[Data entries]
BEGIN
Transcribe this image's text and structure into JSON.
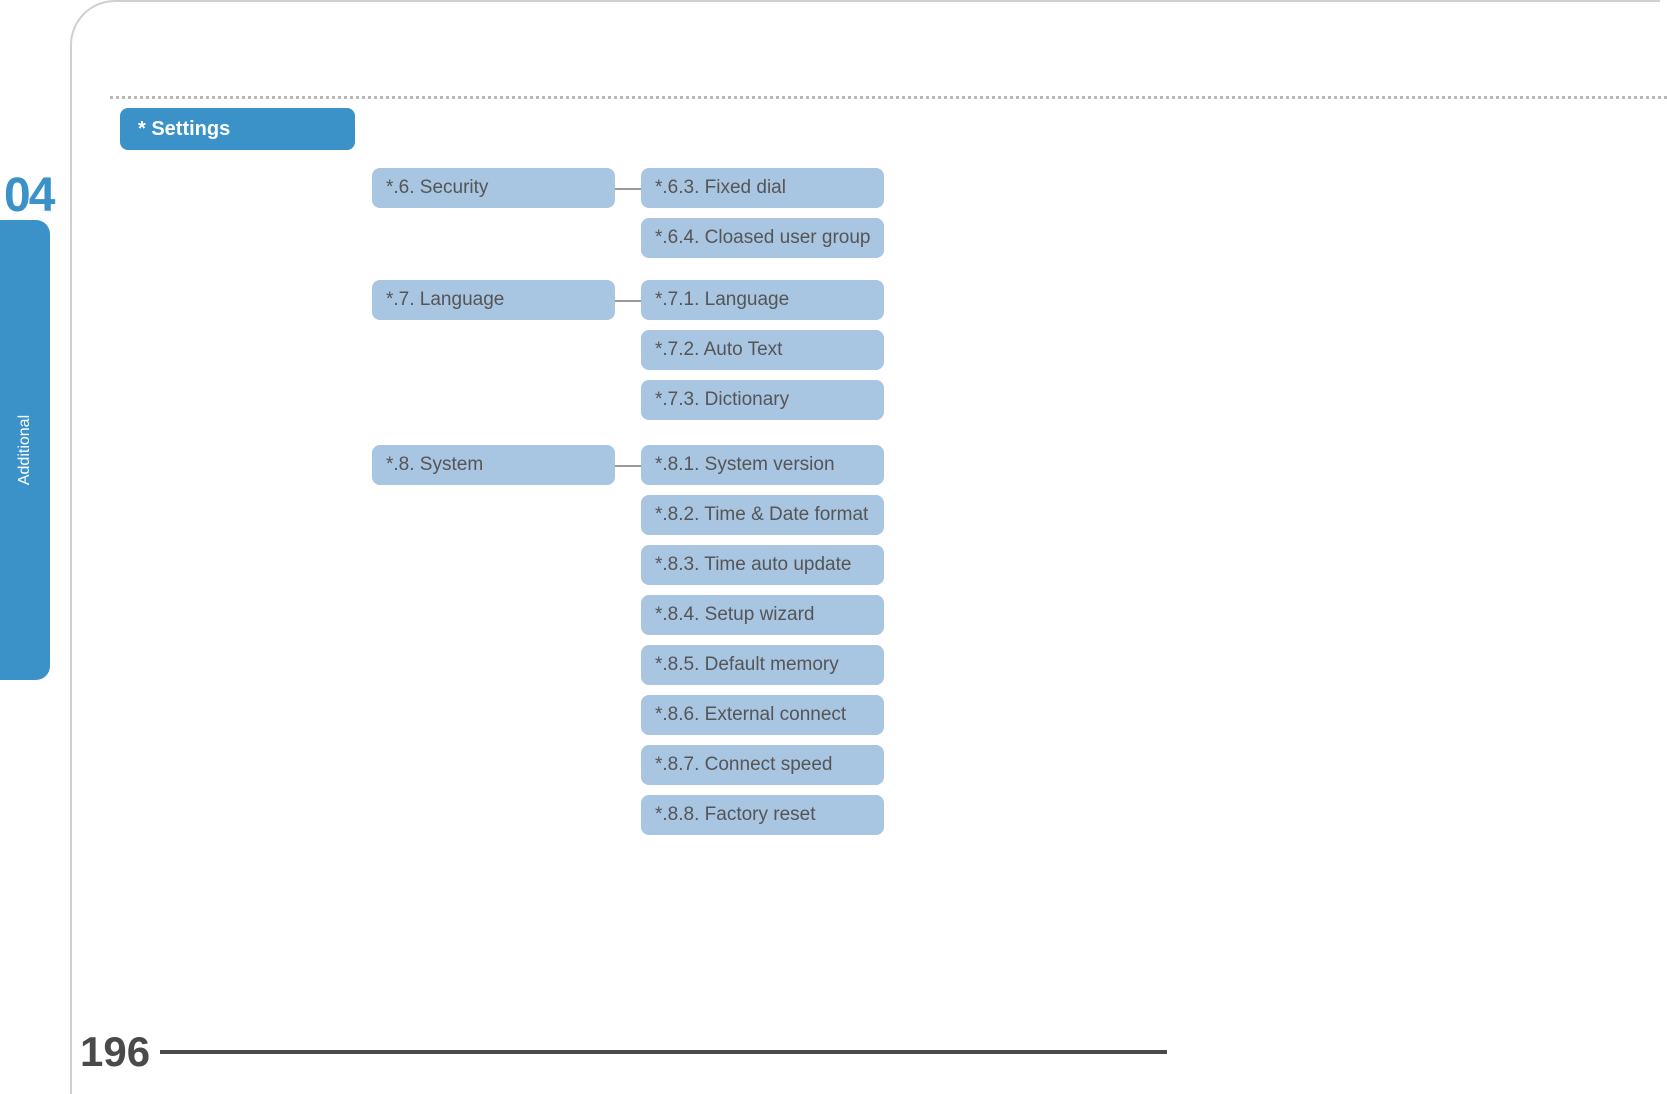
{
  "chapter_number": "04",
  "side_tab": "Additional",
  "page_number": "196",
  "header_pill": "* Settings",
  "categories": [
    {
      "label": "*.6. Security",
      "subs": [
        "*.6.3. Fixed dial",
        "*.6.4. Cloased user group"
      ]
    },
    {
      "label": "*.7. Language",
      "subs": [
        "*.7.1. Language",
        "*.7.2. Auto Text",
        "*.7.3. Dictionary"
      ]
    },
    {
      "label": "*.8.  System",
      "subs": [
        "*.8.1. System version",
        "*.8.2. Time & Date format",
        "*.8.3. Time auto update",
        "*.8.4. Setup wizard",
        "*.8.5. Default memory",
        "*.8.6. External connect",
        "*.8.7. Connect speed",
        "*.8.8. Factory reset"
      ]
    }
  ]
}
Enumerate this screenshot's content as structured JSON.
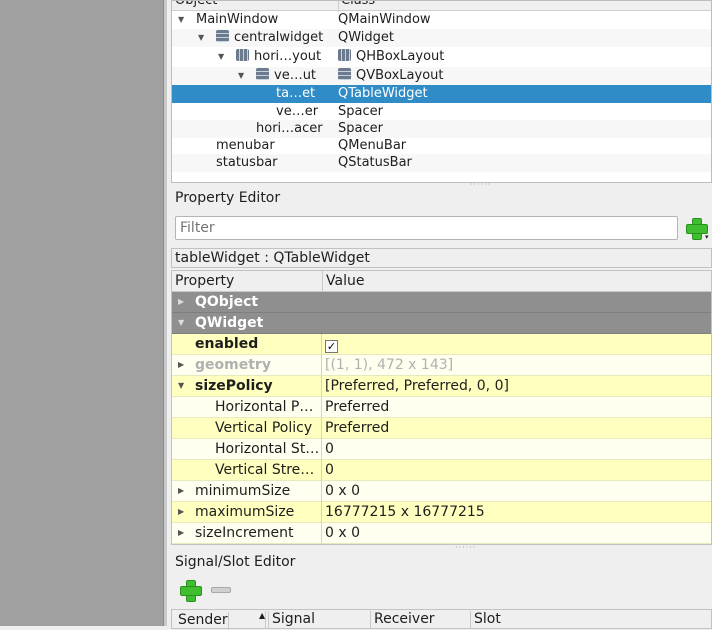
{
  "object_inspector": {
    "columns": [
      "Object",
      "Class"
    ],
    "rows": [
      {
        "name": "MainWindow",
        "class": "QMainWindow",
        "expanded": true
      },
      {
        "name": "centralwidget",
        "class": "QWidget",
        "expanded": true,
        "icon": "vbox-layout-icon"
      },
      {
        "name": "hori…yout",
        "class": "QHBoxLayout",
        "expanded": true,
        "icon": "hbox-layout-icon"
      },
      {
        "name": "ve…ut",
        "class": "QVBoxLayout",
        "expanded": true,
        "icon": "vbox-layout-icon"
      },
      {
        "name": "ta…et",
        "class": "QTableWidget",
        "selected": true
      },
      {
        "name": "ve…er",
        "class": "Spacer"
      },
      {
        "name": "hori…acer",
        "class": "Spacer"
      },
      {
        "name": "menubar",
        "class": "QMenuBar"
      },
      {
        "name": "statusbar",
        "class": "QStatusBar"
      }
    ]
  },
  "property_editor": {
    "title": "Property Editor",
    "filter_placeholder": "Filter",
    "object_label": "tableWidget : QTableWidget",
    "columns": [
      "Property",
      "Value"
    ],
    "rows": [
      {
        "property": "QObject",
        "value": ""
      },
      {
        "property": "QWidget",
        "value": ""
      },
      {
        "property": "enabled",
        "value": "✓"
      },
      {
        "property": "geometry",
        "value": "[(1, 1), 472 x 143]"
      },
      {
        "property": "sizePolicy",
        "value": "[Preferred, Preferred, 0, 0]"
      },
      {
        "property": "Horizontal P…",
        "value": "Preferred"
      },
      {
        "property": "Vertical Policy",
        "value": "Preferred"
      },
      {
        "property": "Horizontal St…",
        "value": "0"
      },
      {
        "property": "Vertical Stre…",
        "value": "0"
      },
      {
        "property": "minimumSize",
        "value": "0 x 0"
      },
      {
        "property": "maximumSize",
        "value": "16777215 x 16777215"
      },
      {
        "property": "sizeIncrement",
        "value": "0 x 0"
      }
    ]
  },
  "signal_slot_editor": {
    "title": "Signal/Slot Editor",
    "columns": [
      "Sender",
      "Signal",
      "Receiver",
      "Slot"
    ]
  }
}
END
## Task requirements
Each line holding "this" must be found and copied.

## Answer below
Transcribe this image's text and structure into JSON.
Enumerate this screenshot's content as structured JSON.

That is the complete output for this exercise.